**WRITTEN PROBLEM**
Report how many lines contain "imageView". The answer is a single number.

(Some records)
════

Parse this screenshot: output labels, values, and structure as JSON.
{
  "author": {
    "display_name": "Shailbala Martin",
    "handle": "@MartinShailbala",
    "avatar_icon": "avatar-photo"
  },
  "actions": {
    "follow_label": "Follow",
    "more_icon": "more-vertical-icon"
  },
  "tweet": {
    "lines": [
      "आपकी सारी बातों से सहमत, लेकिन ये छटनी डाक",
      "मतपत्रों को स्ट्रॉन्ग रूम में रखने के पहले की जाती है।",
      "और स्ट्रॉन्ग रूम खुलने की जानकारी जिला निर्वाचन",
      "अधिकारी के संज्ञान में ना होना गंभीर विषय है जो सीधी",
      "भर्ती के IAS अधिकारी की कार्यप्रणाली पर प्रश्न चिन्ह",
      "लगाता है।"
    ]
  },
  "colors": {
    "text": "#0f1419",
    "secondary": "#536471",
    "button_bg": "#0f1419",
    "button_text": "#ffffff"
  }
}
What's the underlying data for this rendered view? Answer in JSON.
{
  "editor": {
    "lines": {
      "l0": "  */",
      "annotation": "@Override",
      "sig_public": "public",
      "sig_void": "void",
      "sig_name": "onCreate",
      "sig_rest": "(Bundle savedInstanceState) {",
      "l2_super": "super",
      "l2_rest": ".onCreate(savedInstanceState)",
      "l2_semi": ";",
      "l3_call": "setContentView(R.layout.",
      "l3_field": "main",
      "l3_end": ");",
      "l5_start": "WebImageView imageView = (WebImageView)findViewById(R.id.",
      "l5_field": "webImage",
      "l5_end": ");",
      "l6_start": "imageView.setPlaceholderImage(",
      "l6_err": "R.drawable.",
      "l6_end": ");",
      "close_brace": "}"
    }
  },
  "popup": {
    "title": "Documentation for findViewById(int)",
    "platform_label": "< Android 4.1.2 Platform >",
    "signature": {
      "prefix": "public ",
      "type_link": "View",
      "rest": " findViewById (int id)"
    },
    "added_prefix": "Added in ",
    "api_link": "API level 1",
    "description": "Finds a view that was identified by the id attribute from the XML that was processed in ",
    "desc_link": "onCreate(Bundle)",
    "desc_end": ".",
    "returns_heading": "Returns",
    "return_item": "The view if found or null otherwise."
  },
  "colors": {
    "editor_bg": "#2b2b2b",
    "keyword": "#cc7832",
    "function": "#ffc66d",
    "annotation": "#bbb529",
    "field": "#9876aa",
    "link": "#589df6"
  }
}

════

**CORRECT OUTPUT**
2